* begin *

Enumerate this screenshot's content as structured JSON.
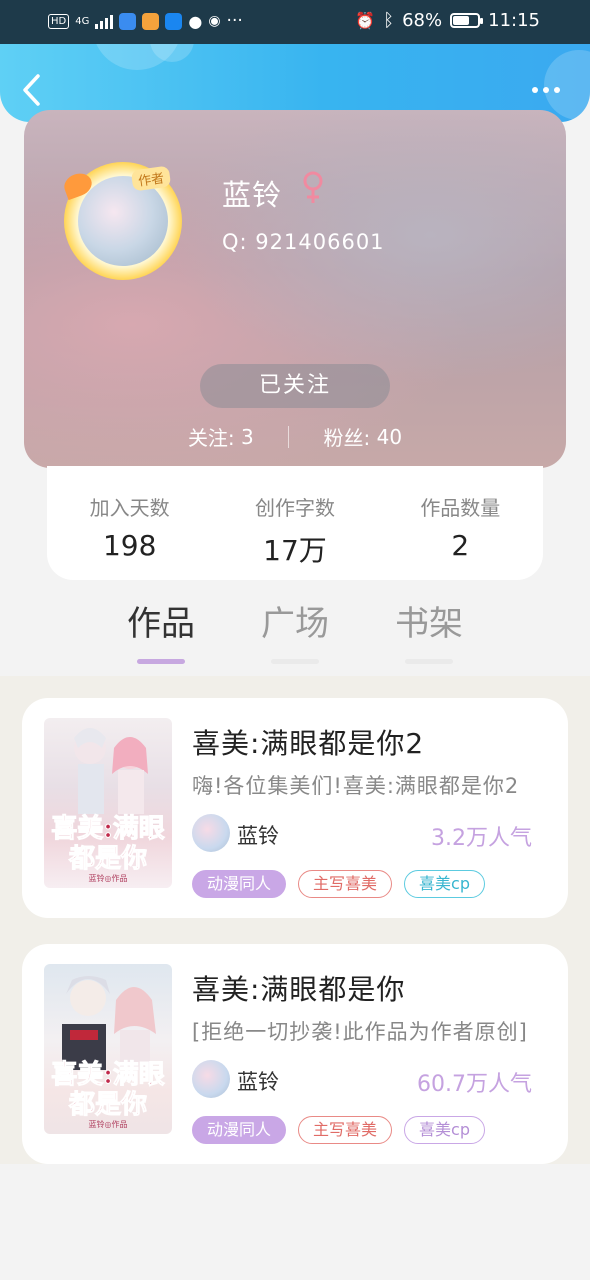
{
  "status_bar": {
    "network": "4G",
    "battery": "68%",
    "battery_level": 0.68,
    "time": "11:15",
    "more_dots": "···"
  },
  "colors": {
    "header": "#38b4f0",
    "accent": "#c9a7e6",
    "popularity": "#c5a2e0"
  },
  "profile": {
    "author_badge": "作者",
    "name": "蓝铃",
    "gender_icon": "female-icon",
    "qq_label": "Q:",
    "qq_value": "921406601",
    "follow_button": "已关注",
    "following_label": "关注:",
    "following_count": "3",
    "fans_label": "粉丝:",
    "fans_count": "40"
  },
  "stats": [
    {
      "label": "加入天数",
      "value": "198"
    },
    {
      "label": "创作字数",
      "value": "17万"
    },
    {
      "label": "作品数量",
      "value": "2"
    }
  ],
  "tabs": [
    {
      "label": "作品",
      "active": true
    },
    {
      "label": "广场",
      "active": false
    },
    {
      "label": "书架",
      "active": false
    }
  ],
  "books": [
    {
      "title": "喜美:满眼都是你2",
      "description": "嗨!各位集美们!喜美:满眼都是你2",
      "author": "蓝铃",
      "popularity": "3.2万人气",
      "cover_title": "喜美:满眼都是你",
      "cover_sub": "蓝铃◎作品",
      "tags": [
        "动漫同人",
        "主写喜美",
        "喜美cp"
      ]
    },
    {
      "title": "喜美:满眼都是你",
      "description": "[拒绝一切抄袭!此作品为作者原创]",
      "author": "蓝铃",
      "popularity": "60.7万人气",
      "cover_title": "喜美:满眼都是你",
      "cover_sub": "蓝铃◎作品",
      "tags": [
        "动漫同人",
        "主写喜美",
        "喜美cp"
      ]
    }
  ]
}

* end *

All of the entries above should be copied exactly, except for the pictures.

Enumerate this screenshot's content as structured JSON.
{
  "status_bar": {
    "network": "4G",
    "battery": "68%",
    "battery_level": 0.68,
    "time": "11:15",
    "more_dots": "···"
  },
  "colors": {
    "header": "#38b4f0",
    "accent": "#c9a7e6",
    "popularity": "#c5a2e0"
  },
  "profile": {
    "author_badge": "作者",
    "name": "蓝铃",
    "gender_icon": "female-icon",
    "qq_label": "Q:",
    "qq_value": "921406601",
    "follow_button": "已关注",
    "following_label": "关注:",
    "following_count": "3",
    "fans_label": "粉丝:",
    "fans_count": "40"
  },
  "stats": [
    {
      "label": "加入天数",
      "value": "198"
    },
    {
      "label": "创作字数",
      "value": "17万"
    },
    {
      "label": "作品数量",
      "value": "2"
    }
  ],
  "tabs": [
    {
      "label": "作品",
      "active": true
    },
    {
      "label": "广场",
      "active": false
    },
    {
      "label": "书架",
      "active": false
    }
  ],
  "books": [
    {
      "title": "喜美:满眼都是你2",
      "description": "嗨!各位集美们!喜美:满眼都是你2",
      "author": "蓝铃",
      "popularity": "3.2万人气",
      "cover_title": "喜美:满眼都是你",
      "cover_sub": "蓝铃◎作品",
      "tags": [
        "动漫同人",
        "主写喜美",
        "喜美cp"
      ]
    },
    {
      "title": "喜美:满眼都是你",
      "description": "[拒绝一切抄袭!此作品为作者原创]",
      "author": "蓝铃",
      "popularity": "60.7万人气",
      "cover_title": "喜美:满眼都是你",
      "cover_sub": "蓝铃◎作品",
      "tags": [
        "动漫同人",
        "主写喜美",
        "喜美cp"
      ]
    }
  ]
}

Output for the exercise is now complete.